▸ EXERCISE GOAL
Where does the string "tout" appear in the records? Copy every line that contains it.

(Records from a data source)
>> begin

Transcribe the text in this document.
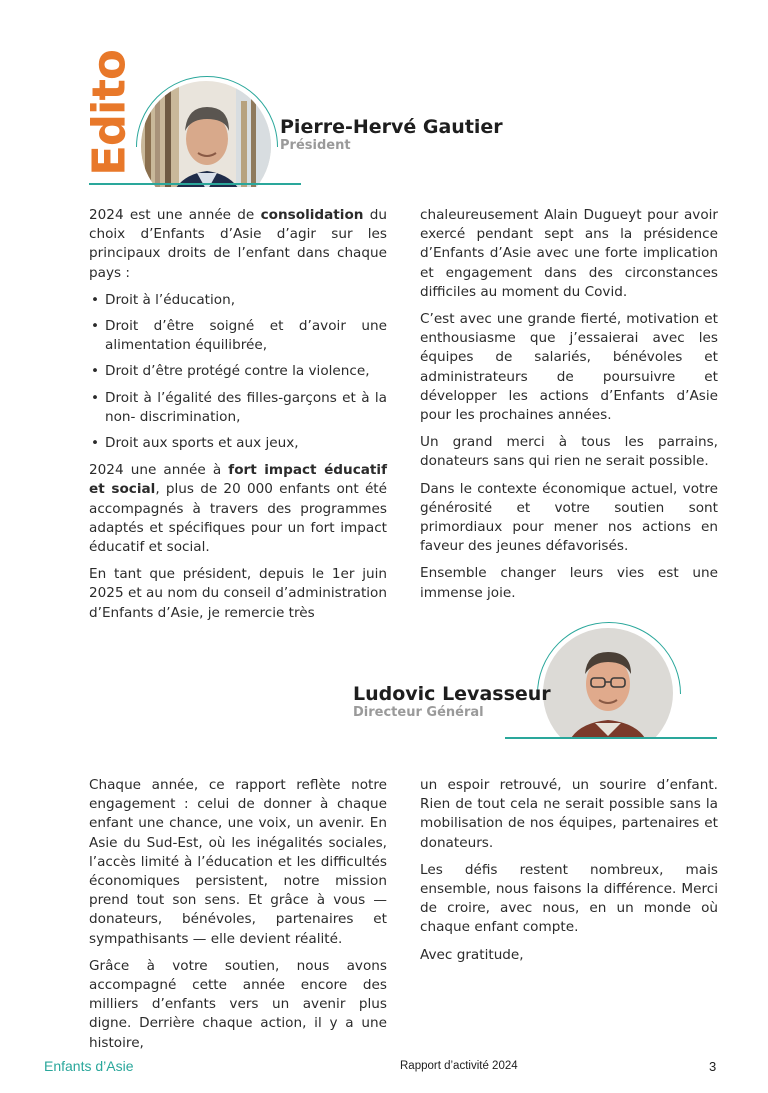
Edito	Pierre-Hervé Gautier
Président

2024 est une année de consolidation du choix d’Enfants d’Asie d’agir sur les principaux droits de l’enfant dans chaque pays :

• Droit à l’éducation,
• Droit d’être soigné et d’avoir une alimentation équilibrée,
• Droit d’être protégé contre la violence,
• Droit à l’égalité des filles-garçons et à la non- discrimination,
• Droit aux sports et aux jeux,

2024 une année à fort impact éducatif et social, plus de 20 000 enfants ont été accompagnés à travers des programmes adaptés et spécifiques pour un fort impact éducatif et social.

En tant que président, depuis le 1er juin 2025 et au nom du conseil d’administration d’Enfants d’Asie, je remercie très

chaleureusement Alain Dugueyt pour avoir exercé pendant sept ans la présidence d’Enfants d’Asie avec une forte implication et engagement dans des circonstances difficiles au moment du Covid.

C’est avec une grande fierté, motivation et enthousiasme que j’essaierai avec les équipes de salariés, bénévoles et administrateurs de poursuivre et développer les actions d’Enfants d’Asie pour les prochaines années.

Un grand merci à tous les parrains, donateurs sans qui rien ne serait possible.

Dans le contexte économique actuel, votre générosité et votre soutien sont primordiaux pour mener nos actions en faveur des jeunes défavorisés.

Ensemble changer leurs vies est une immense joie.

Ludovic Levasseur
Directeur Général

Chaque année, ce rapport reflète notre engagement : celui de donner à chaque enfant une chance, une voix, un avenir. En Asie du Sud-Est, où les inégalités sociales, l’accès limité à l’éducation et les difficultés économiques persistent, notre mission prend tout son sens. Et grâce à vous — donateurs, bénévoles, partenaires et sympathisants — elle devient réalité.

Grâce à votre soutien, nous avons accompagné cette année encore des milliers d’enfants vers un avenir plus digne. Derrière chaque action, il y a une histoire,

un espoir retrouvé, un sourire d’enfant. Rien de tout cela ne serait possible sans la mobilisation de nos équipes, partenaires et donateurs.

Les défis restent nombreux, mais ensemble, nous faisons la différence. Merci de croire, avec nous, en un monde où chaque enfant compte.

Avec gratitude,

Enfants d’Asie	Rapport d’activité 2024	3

>> end
>> begin

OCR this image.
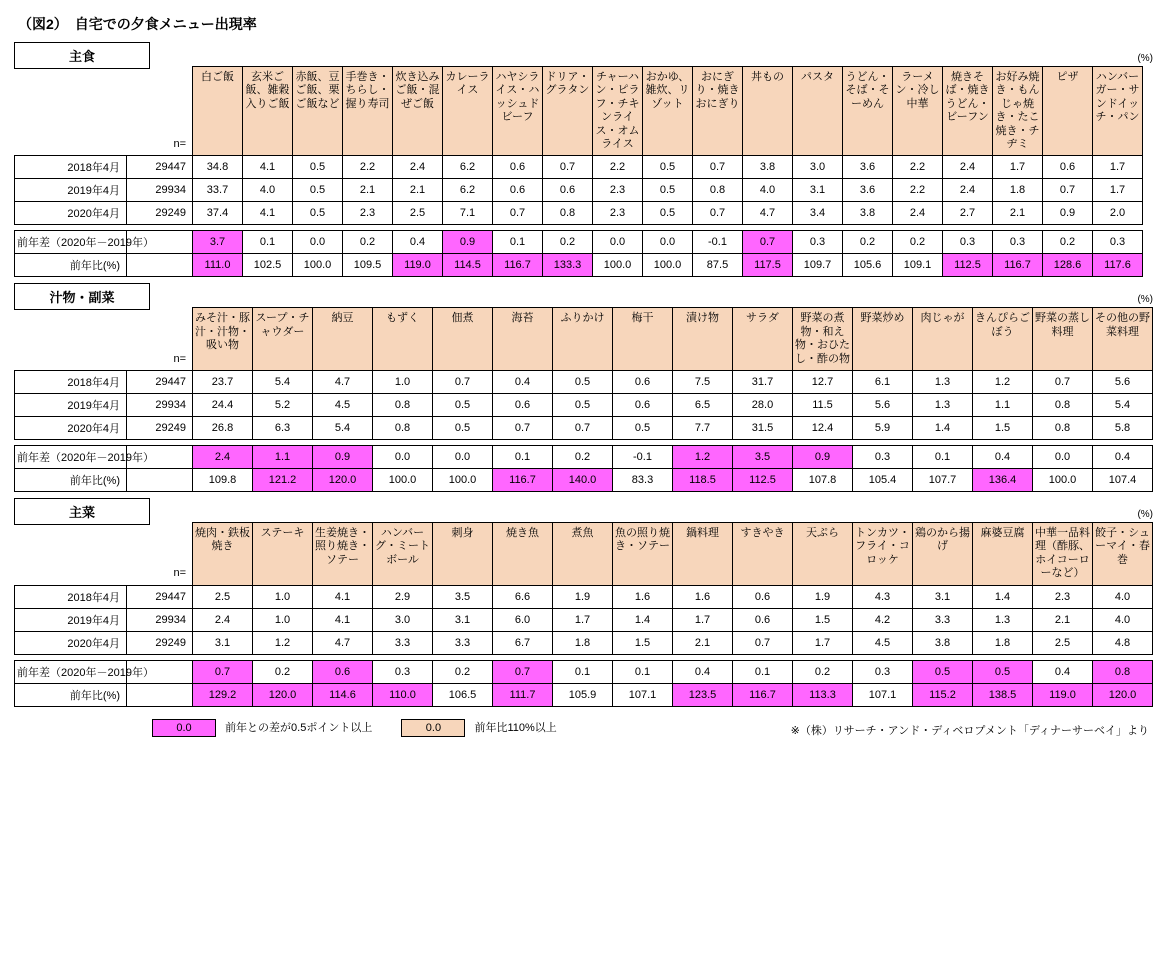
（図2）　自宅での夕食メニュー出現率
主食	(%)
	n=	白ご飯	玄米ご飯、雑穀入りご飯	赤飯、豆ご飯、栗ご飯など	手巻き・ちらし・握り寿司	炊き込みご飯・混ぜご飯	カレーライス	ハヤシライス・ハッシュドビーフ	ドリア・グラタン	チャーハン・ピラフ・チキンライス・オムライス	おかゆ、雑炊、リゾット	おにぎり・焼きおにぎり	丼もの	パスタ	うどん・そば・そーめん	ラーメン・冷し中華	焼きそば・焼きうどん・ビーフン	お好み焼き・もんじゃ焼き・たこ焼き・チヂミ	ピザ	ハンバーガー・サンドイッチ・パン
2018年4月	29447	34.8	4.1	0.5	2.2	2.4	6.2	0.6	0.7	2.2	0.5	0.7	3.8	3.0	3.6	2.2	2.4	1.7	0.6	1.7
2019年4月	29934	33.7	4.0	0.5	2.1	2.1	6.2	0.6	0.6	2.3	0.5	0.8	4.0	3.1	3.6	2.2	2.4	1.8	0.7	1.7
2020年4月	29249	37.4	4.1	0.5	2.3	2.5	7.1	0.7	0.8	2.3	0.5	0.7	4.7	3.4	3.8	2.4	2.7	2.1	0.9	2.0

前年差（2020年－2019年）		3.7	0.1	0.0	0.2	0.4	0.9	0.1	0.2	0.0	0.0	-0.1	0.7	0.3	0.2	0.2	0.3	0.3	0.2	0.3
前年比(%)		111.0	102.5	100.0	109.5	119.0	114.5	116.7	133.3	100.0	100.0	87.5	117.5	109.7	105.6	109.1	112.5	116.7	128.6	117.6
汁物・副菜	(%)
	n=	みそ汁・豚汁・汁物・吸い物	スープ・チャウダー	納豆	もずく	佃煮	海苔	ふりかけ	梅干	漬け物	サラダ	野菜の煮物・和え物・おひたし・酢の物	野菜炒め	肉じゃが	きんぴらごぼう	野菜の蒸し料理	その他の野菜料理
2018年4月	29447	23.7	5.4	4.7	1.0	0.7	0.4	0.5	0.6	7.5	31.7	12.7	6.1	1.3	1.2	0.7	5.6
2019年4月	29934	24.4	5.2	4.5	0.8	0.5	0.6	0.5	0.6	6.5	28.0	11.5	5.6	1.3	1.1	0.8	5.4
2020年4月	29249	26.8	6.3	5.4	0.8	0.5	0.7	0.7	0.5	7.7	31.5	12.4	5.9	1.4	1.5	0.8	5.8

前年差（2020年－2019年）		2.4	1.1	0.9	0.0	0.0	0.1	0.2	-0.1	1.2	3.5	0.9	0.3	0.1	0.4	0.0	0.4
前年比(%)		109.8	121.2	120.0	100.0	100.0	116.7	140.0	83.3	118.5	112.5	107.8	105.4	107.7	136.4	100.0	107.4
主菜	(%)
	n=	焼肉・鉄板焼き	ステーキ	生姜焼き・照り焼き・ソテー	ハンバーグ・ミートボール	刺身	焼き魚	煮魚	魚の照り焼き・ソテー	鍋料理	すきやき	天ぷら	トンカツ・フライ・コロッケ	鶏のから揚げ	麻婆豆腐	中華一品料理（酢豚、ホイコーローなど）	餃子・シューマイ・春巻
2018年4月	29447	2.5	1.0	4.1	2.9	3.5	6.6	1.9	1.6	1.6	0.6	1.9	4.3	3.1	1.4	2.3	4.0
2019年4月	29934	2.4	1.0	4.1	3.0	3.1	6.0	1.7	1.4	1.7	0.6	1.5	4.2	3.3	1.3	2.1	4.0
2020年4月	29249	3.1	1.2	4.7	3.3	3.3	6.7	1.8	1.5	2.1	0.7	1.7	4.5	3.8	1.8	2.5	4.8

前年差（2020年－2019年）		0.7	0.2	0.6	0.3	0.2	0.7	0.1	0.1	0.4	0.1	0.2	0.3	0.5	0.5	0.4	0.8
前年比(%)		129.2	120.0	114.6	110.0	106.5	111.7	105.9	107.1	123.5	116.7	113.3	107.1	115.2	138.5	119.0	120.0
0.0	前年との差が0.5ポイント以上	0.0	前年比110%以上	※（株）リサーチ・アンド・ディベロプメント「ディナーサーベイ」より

>> end
>> begin

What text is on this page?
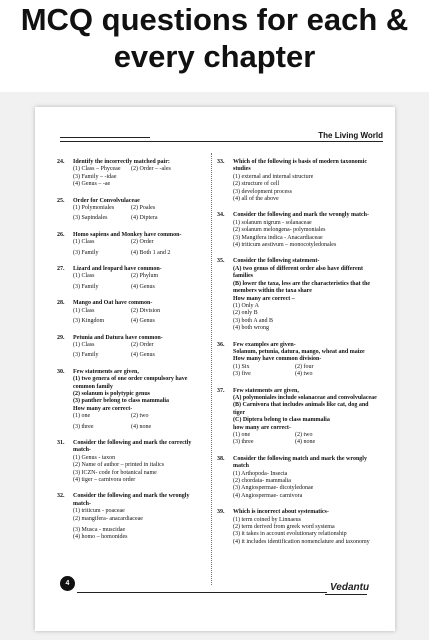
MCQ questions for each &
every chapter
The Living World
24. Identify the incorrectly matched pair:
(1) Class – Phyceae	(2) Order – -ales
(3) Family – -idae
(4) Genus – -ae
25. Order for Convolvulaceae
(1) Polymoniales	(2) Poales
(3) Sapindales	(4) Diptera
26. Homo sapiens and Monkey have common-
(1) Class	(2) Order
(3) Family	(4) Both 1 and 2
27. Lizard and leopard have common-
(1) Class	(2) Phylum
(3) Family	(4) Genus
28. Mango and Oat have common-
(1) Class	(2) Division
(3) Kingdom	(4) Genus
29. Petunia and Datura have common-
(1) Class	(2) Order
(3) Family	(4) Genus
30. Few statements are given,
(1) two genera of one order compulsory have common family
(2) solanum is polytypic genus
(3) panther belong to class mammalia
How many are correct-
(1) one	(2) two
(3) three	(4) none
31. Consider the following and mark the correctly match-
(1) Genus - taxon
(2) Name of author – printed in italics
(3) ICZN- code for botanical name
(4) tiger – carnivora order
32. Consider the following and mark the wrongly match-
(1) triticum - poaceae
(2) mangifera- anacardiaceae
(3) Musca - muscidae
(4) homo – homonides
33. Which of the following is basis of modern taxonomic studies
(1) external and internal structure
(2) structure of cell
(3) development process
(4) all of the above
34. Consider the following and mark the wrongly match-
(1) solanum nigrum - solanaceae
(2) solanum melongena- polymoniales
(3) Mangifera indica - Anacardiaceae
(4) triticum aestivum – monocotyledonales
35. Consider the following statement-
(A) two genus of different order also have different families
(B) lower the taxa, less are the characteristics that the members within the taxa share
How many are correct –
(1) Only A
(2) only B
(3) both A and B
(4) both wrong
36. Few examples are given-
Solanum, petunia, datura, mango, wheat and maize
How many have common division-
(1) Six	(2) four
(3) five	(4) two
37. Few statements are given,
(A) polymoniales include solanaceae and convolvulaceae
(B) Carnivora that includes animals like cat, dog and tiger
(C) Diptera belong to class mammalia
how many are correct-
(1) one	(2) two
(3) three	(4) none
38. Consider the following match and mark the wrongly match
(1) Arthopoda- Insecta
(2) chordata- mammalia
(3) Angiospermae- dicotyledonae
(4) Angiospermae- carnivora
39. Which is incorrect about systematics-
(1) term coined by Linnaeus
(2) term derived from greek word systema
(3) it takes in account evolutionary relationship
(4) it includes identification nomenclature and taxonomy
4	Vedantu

>> end

▸ EXERCISE RESPONSE
Chaque année, ce rapport reflète notre engagement : celui de donner à chaque enfant une chance, une voix, un avenir. En Asie du Sud-Est, où les inégalités sociales, l’accès limité à l’éducation et les difficultés économiques persistent, notre mission prend tout son sens. Et grâce à vous — donateurs, bénévoles, partenaires et sympathisants — elle devient réalité.
un espoir retrouvé, un sourire d’enfant. Rien de tout cela ne serait possible sans la mobilisation de nos équipes, partenaires et donateurs.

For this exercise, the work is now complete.